Goal → From the data that follows, copy every line holding the string "Sheet".

* Start *

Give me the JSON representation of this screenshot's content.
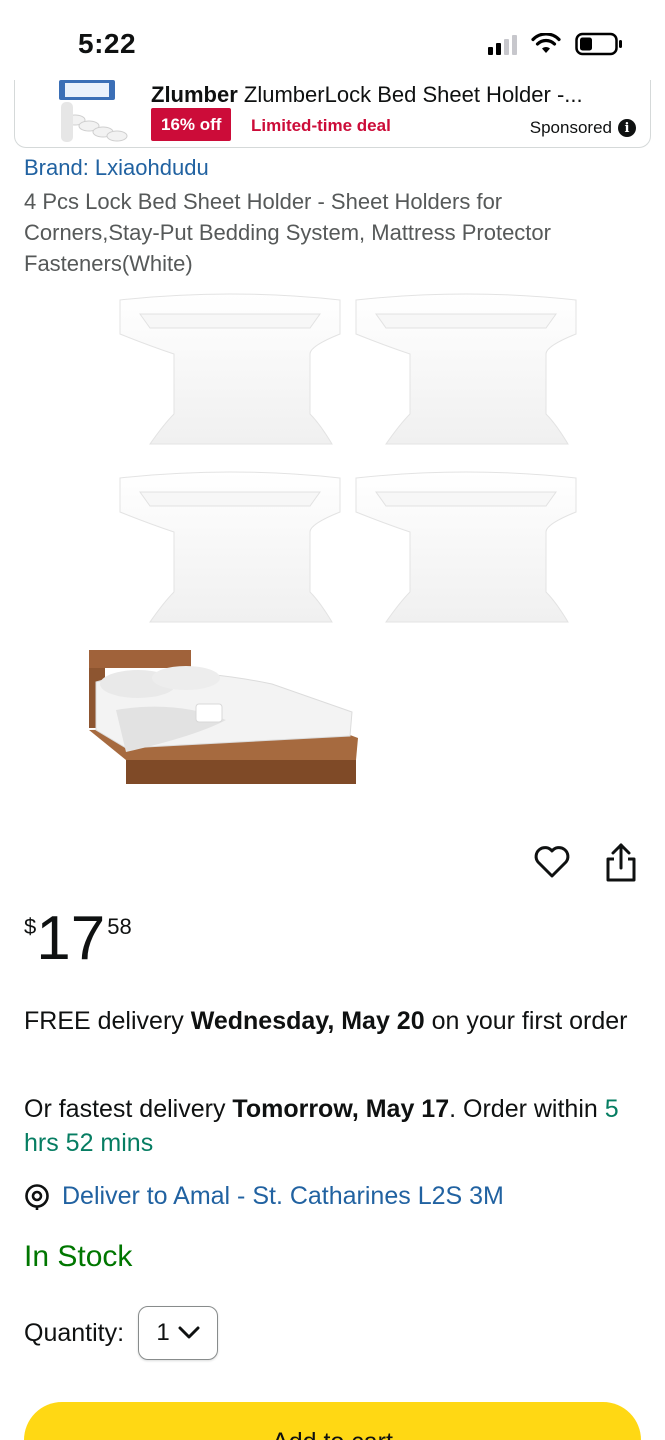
{
  "status_bar": {
    "time": "5:22"
  },
  "ad": {
    "brand": "Zlumber",
    "title": "ZlumberLock Bed Sheet Holder -...",
    "discount": "16% off",
    "deal": "Limited-time deal",
    "sponsored": "Sponsored",
    "info": "i"
  },
  "product": {
    "brand": "Brand: Lxiaohdudu",
    "title": "4 Pcs Lock Bed Sheet Holder - Sheet Holders for Corners,Stay-Put Bedding System, Mattress Protector Fasteners(White)"
  },
  "price": {
    "symbol": "$",
    "whole": "17",
    "fraction": "58"
  },
  "delivery": {
    "free_prefix": "FREE delivery ",
    "free_date": "Wednesday, May 20",
    "free_suffix": " on your first order",
    "fast_prefix": "Or fastest delivery ",
    "fast_date": "Tomorrow, May 17",
    "fast_mid": ". Order within ",
    "countdown": "5 hrs 52 mins",
    "deliver_to": "Deliver to Amal - St. Catharines L2S 3M"
  },
  "stock": "In Stock",
  "quantity": {
    "label": "Quantity:",
    "value": "1"
  },
  "cart": {
    "label": "Add to cart"
  },
  "colors": {
    "link": "#2162a1",
    "deal_red": "#cc0c39",
    "stock_green": "#007600",
    "cart_yellow": "#ffd814"
  }
}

* End *

The result →
    "title": "ZlumberLock Bed Sheet Holder -...",
    "title": "4 Pcs Lock Bed Sheet Holder - Sheet Holders for Corners,Stay-Put Bedding System, Mattress Protector Fasteners(White)"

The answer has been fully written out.